◆ Stated problem ◆
Read the entries below and pull out each line with the string "odaklı".
>> BEGIN Records shown
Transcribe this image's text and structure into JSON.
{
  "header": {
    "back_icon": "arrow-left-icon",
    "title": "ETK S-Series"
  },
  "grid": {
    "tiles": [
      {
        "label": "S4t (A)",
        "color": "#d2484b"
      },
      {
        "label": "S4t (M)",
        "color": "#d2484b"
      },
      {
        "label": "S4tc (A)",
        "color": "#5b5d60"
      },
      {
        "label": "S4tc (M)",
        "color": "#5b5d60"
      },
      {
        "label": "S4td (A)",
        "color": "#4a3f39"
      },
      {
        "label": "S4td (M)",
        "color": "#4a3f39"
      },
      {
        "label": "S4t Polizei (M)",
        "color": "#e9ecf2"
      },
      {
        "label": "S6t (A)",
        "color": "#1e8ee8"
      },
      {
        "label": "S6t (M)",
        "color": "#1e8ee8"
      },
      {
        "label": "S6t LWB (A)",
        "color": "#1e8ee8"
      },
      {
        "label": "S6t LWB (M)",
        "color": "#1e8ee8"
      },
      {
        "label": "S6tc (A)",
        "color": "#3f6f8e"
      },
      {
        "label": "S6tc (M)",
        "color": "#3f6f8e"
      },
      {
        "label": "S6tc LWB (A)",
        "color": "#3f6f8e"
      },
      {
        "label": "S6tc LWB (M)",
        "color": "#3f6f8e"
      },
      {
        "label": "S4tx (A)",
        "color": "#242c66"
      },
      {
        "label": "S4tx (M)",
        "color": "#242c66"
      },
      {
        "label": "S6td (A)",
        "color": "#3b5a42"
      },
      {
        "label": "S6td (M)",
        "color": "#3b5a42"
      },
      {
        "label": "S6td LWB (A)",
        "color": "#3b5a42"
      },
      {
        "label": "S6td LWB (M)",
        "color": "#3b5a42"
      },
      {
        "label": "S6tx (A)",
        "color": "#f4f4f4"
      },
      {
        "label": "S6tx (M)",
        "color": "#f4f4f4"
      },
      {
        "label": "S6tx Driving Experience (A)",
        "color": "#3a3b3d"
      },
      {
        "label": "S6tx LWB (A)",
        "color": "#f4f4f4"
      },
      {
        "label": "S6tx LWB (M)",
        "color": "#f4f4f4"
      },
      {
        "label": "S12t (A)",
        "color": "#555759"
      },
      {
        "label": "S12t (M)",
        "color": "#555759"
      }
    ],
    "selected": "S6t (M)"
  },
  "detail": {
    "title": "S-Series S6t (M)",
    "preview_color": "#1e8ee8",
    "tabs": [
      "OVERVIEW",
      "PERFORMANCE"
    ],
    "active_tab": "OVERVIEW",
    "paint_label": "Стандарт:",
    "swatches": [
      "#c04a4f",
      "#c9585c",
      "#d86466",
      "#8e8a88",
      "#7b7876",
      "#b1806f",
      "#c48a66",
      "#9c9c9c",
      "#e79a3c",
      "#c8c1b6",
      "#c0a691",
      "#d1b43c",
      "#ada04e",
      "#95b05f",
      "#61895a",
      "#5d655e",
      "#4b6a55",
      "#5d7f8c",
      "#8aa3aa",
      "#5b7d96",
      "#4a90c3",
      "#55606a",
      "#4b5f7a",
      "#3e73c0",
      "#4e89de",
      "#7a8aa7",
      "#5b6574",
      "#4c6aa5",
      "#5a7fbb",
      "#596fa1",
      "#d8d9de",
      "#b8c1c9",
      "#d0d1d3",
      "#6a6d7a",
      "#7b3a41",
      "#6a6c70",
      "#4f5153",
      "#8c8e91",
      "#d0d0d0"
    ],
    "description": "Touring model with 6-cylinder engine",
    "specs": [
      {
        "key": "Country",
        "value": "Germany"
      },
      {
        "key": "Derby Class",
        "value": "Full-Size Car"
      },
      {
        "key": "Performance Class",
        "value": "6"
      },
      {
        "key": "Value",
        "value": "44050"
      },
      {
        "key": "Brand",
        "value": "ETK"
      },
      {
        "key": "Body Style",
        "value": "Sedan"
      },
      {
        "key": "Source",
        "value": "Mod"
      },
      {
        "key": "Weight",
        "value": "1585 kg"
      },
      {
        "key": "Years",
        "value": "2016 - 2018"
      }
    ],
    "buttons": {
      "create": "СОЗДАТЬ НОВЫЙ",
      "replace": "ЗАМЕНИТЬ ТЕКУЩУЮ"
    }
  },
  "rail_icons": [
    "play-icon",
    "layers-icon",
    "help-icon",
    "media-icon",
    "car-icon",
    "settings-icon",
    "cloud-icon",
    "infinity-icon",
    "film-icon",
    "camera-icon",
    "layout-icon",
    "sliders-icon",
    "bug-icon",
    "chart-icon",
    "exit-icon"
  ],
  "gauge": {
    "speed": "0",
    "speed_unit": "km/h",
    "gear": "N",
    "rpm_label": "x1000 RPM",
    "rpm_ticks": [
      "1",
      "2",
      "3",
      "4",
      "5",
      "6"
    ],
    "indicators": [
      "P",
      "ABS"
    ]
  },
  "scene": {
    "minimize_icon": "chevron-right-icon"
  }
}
>> END Records shown
>> BEGIN Records shown
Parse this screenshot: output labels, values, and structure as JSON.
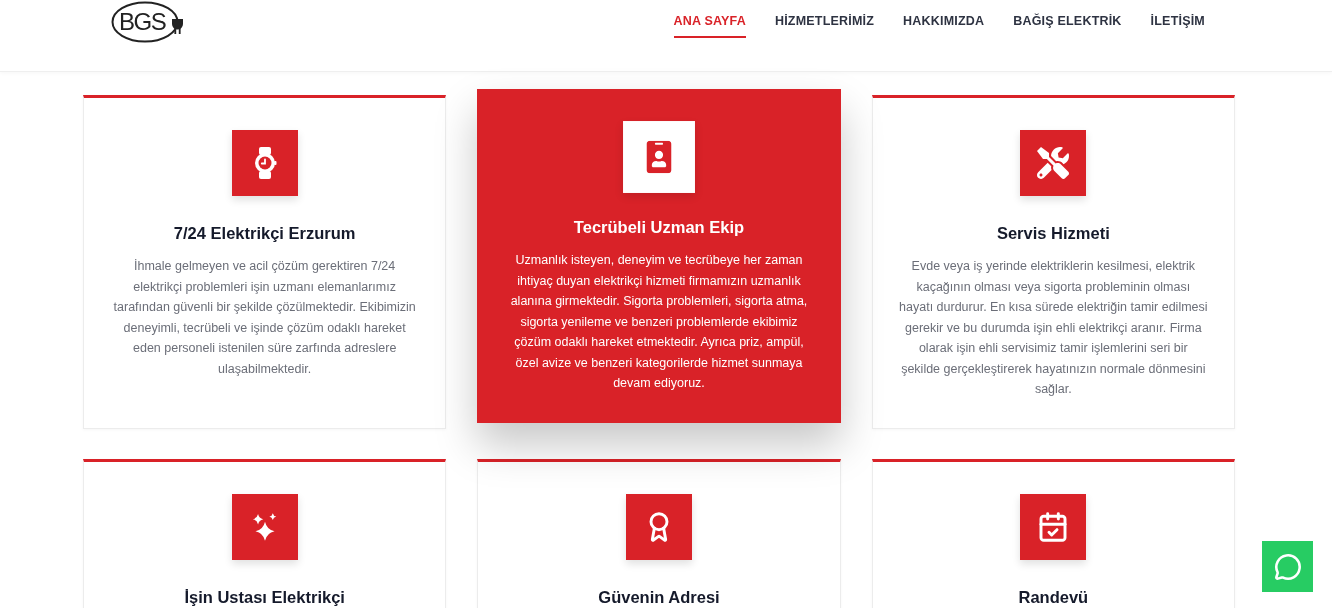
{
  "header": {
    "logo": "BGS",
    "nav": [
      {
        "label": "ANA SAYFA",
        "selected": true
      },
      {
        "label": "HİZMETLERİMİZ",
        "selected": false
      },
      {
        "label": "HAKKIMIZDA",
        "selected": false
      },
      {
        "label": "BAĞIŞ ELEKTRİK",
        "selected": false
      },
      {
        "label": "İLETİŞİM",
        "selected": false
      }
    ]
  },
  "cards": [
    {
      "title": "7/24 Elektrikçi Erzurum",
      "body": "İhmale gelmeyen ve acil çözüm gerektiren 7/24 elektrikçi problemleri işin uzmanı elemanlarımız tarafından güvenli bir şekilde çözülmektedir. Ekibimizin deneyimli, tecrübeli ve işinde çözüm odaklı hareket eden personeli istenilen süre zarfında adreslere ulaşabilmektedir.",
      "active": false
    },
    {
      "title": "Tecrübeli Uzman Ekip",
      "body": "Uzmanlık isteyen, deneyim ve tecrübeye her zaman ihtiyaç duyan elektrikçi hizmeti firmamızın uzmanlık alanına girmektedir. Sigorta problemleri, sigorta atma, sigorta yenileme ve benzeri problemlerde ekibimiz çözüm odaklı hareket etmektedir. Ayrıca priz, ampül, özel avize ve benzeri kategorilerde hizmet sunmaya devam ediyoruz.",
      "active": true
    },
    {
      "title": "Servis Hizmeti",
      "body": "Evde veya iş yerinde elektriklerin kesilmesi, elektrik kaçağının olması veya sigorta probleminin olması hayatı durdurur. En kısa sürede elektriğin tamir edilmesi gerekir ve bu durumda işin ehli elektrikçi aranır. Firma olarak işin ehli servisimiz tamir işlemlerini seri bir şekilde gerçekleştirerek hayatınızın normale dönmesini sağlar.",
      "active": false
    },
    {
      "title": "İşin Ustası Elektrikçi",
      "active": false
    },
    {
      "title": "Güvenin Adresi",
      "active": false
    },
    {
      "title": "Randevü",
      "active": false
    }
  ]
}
>> END Records shown
◆ Result of this task ◆
      "body": "İhmale gelmeyen ve acil çözüm gerektiren 7/24 elektrikçi problemleri işin uzmanı elemanlarımız tarafından güvenli bir şekilde çözülmektedir. Ekibimizin deneyimli, tecrübeli ve işinde çözüm odaklı hareket eden personeli istenilen süre zarfında adreslere ulaşabilmektedir.",
      "body": "Uzmanlık isteyen, deneyim ve tecrübeye her zaman ihtiyaç duyan elektrikçi hizmeti firmamızın uzmanlık alanına girmektedir. Sigorta problemleri, sigorta atma, sigorta yenileme ve benzeri problemlerde ekibimiz çözüm odaklı hareket etmektedir. Ayrıca priz, ampül, özel avize ve benzeri kategorilerde hizmet sunmaya devam ediyoruz.",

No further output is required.